(Entries taken from a collection)
^^^^^^^^

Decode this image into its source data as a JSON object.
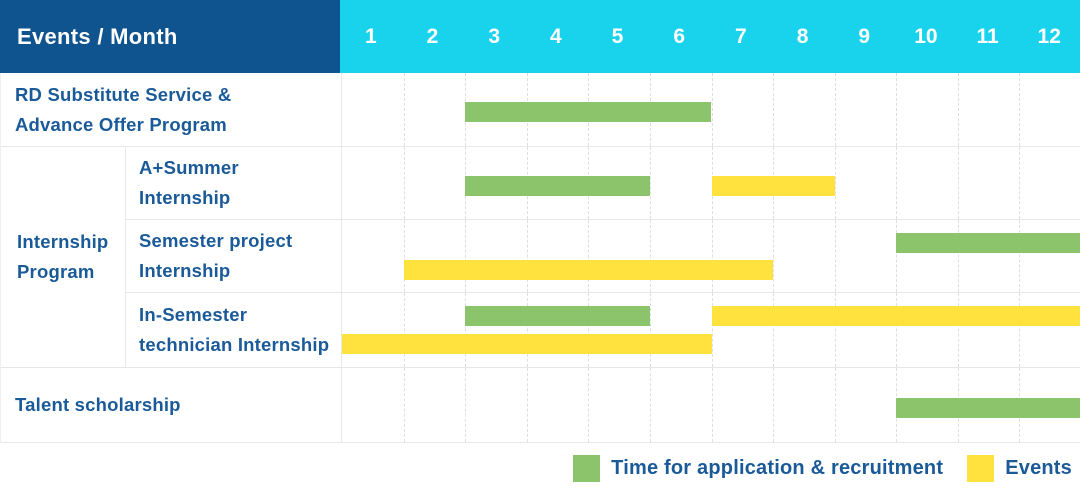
{
  "header": {
    "title": "Events / Month",
    "months": [
      "1",
      "2",
      "3",
      "4",
      "5",
      "6",
      "7",
      "8",
      "9",
      "10",
      "11",
      "12"
    ]
  },
  "colors": {
    "header_bg": "#0F538F",
    "months_bg": "#19D3ED",
    "label_text": "#1A5A99",
    "green": "#8BC46A",
    "yellow": "#FFE23E"
  },
  "group_label": "Internship\nProgram",
  "chart_data": {
    "type": "gantt",
    "unit": "month",
    "axis_months": [
      1,
      2,
      3,
      4,
      5,
      6,
      7,
      8,
      9,
      10,
      11,
      12
    ],
    "legend": [
      {
        "key": "green",
        "label": "Time for application & recruitment"
      },
      {
        "key": "yellow",
        "label": "Events"
      }
    ],
    "rows": [
      {
        "label": "RD Substitute Service &\nAdvance Offer Program",
        "group": null,
        "bars": [
          {
            "color": "green",
            "kind": "application",
            "start": 3,
            "end": 6,
            "lane": "single"
          }
        ]
      },
      {
        "label": "A+Summer\nInternship",
        "group": "Internship Program",
        "bars": [
          {
            "color": "green",
            "kind": "application",
            "start": 3,
            "end": 5,
            "lane": "single"
          },
          {
            "color": "yellow",
            "kind": "events",
            "start": 7,
            "end": 8,
            "lane": "single"
          }
        ]
      },
      {
        "label": "Semester project\nInternship",
        "group": "Internship Program",
        "bars": [
          {
            "color": "green",
            "kind": "application",
            "start": 10,
            "end": 12,
            "lane": "top"
          },
          {
            "color": "yellow",
            "kind": "events",
            "start": 2,
            "end": 7,
            "lane": "bottom"
          }
        ]
      },
      {
        "label": "In-Semester\ntechnician Internship",
        "group": "Internship Program",
        "bars": [
          {
            "color": "green",
            "kind": "application",
            "start": 3,
            "end": 5,
            "lane": "top"
          },
          {
            "color": "yellow",
            "kind": "events",
            "start": 7,
            "end": 12,
            "lane": "top"
          },
          {
            "color": "yellow",
            "kind": "events",
            "start": 1,
            "end": 6,
            "lane": "bottom"
          }
        ]
      },
      {
        "label": "Talent scholarship",
        "group": null,
        "bars": [
          {
            "color": "green",
            "kind": "application",
            "start": 10,
            "end": 12,
            "lane": "single"
          }
        ]
      }
    ]
  }
}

^^^^^^^^

# WRITTEN REQUEST
Write the listing above out again exactly, dropping each image.

# EXERCISE OUTPUT
Decode this image into its source data as a JSON object.
{
  "header": {
    "title": "Events / Month",
    "months": [
      "1",
      "2",
      "3",
      "4",
      "5",
      "6",
      "7",
      "8",
      "9",
      "10",
      "11",
      "12"
    ]
  },
  "colors": {
    "header_bg": "#0F538F",
    "months_bg": "#19D3ED",
    "label_text": "#1A5A99",
    "green": "#8BC46A",
    "yellow": "#FFE23E"
  },
  "group_label": "Internship\nProgram",
  "chart_data": {
    "type": "gantt",
    "unit": "month",
    "axis_months": [
      1,
      2,
      3,
      4,
      5,
      6,
      7,
      8,
      9,
      10,
      11,
      12
    ],
    "legend": [
      {
        "key": "green",
        "label": "Time for application & recruitment"
      },
      {
        "key": "yellow",
        "label": "Events"
      }
    ],
    "rows": [
      {
        "label": "RD Substitute Service &\nAdvance Offer Program",
        "group": null,
        "bars": [
          {
            "color": "green",
            "kind": "application",
            "start": 3,
            "end": 6,
            "lane": "single"
          }
        ]
      },
      {
        "label": "A+Summer\nInternship",
        "group": "Internship Program",
        "bars": [
          {
            "color": "green",
            "kind": "application",
            "start": 3,
            "end": 5,
            "lane": "single"
          },
          {
            "color": "yellow",
            "kind": "events",
            "start": 7,
            "end": 8,
            "lane": "single"
          }
        ]
      },
      {
        "label": "Semester project\nInternship",
        "group": "Internship Program",
        "bars": [
          {
            "color": "green",
            "kind": "application",
            "start": 10,
            "end": 12,
            "lane": "top"
          },
          {
            "color": "yellow",
            "kind": "events",
            "start": 2,
            "end": 7,
            "lane": "bottom"
          }
        ]
      },
      {
        "label": "In-Semester\ntechnician Internship",
        "group": "Internship Program",
        "bars": [
          {
            "color": "green",
            "kind": "application",
            "start": 3,
            "end": 5,
            "lane": "top"
          },
          {
            "color": "yellow",
            "kind": "events",
            "start": 7,
            "end": 12,
            "lane": "top"
          },
          {
            "color": "yellow",
            "kind": "events",
            "start": 1,
            "end": 6,
            "lane": "bottom"
          }
        ]
      },
      {
        "label": "Talent scholarship",
        "group": null,
        "bars": [
          {
            "color": "green",
            "kind": "application",
            "start": 10,
            "end": 12,
            "lane": "single"
          }
        ]
      }
    ]
  }
}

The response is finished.